> _Data entries_:

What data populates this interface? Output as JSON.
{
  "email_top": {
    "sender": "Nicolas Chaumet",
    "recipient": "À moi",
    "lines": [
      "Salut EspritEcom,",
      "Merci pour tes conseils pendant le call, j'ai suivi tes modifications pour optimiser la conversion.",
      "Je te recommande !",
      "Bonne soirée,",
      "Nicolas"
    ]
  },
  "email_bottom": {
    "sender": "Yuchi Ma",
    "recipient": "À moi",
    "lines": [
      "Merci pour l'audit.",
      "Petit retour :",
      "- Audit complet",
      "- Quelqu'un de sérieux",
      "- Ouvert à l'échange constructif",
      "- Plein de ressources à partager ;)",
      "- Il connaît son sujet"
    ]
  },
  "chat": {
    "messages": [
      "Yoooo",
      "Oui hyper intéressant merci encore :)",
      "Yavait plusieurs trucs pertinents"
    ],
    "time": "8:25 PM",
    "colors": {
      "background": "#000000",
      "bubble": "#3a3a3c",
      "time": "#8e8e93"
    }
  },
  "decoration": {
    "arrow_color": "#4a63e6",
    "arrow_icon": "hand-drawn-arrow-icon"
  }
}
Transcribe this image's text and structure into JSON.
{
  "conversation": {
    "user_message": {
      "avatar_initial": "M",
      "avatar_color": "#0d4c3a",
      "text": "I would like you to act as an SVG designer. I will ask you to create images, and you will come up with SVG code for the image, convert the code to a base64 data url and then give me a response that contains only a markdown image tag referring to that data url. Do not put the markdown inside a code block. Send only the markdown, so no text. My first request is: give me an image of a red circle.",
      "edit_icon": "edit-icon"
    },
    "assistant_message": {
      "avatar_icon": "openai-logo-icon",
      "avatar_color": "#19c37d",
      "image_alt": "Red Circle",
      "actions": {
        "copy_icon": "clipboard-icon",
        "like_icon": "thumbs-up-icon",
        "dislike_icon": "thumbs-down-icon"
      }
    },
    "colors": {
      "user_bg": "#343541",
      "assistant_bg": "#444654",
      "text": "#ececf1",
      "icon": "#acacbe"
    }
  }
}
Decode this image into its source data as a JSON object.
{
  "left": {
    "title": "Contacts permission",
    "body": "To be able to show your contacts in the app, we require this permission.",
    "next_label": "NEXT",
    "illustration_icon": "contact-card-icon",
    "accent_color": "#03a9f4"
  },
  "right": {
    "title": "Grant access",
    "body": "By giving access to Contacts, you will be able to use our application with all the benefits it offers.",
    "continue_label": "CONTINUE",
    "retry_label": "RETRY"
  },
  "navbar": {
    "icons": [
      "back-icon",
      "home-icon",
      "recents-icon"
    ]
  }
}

> _Task details_:
Copy out each line above, character for character.

> _Worked answer_:
What data populates this interface? Output as JSON.
{
  "email_top": {
    "sender": "Nicolas Chaumet",
    "recipient": "À moi",
    "lines": [
      "Salut EspritEcom,",
      "Merci pour tes conseils pendant le call, j'ai suivi tes modifications pour optimiser la conversion.",
      "Je te recommande !",
      "Bonne soirée,",
      "Nicolas"
    ]
  },
  "email_bottom": {
    "sender": "Yuchi Ma",
    "recipient": "À moi",
    "lines": [
      "Merci pour l'audit.",
      "Petit retour :",
      "- Audit complet",
      "- Quelqu'un de sérieux",
      "- Ouvert à l'échange constructif",
      "- Plein de ressources à partager ;)",
      "- Il connaît son sujet"
    ]
  },
  "chat": {
    "messages": [
      "Yoooo",
      "Oui hyper intéressant merci encore :)",
      "Yavait plusieurs trucs pertinents"
    ],
    "time": "8:25 PM",
    "colors": {
      "background": "#000000",
      "bubble": "#3a3a3c",
      "time": "#8e8e93"
    }
  },
  "decoration": {
    "arrow_color": "#4a63e6",
    "arrow_icon": "hand-drawn-arrow-icon"
  }
}
Transcribe this image's text and structure into JSON.
{
  "conversation": {
    "user_message": {
      "avatar_initial": "M",
      "avatar_color": "#0d4c3a",
      "text": "I would like you to act as an SVG designer. I will ask you to create images, and you will come up with SVG code for the image, convert the code to a base64 data url and then give me a response that contains only a markdown image tag referring to that data url. Do not put the markdown inside a code block. Send only the markdown, so no text. My first request is: give me an image of a red circle.",
      "edit_icon": "edit-icon"
    },
    "assistant_message": {
      "avatar_icon": "openai-logo-icon",
      "avatar_color": "#19c37d",
      "image_alt": "Red Circle",
      "actions": {
        "copy_icon": "clipboard-icon",
        "like_icon": "thumbs-up-icon",
        "dislike_icon": "thumbs-down-icon"
      }
    },
    "colors": {
      "user_bg": "#343541",
      "assistant_bg": "#444654",
      "text": "#ececf1",
      "icon": "#acacbe"
    }
  }
}
Decode this image into its source data as a JSON object.
{
  "left": {
    "title": "Contacts permission",
    "body": "To be able to show your contacts in the app, we require this permission.",
    "next_label": "NEXT",
    "illustration_icon": "contact-card-icon",
    "accent_color": "#03a9f4"
  },
  "right": {
    "title": "Grant access",
    "body": "By giving access to Contacts, you will be able to use our application with all the benefits it offers.",
    "continue_label": "CONTINUE",
    "retry_label": "RETRY"
  },
  "navbar": {
    "icons": [
      "back-icon",
      "home-icon",
      "recents-icon"
    ]
  }
}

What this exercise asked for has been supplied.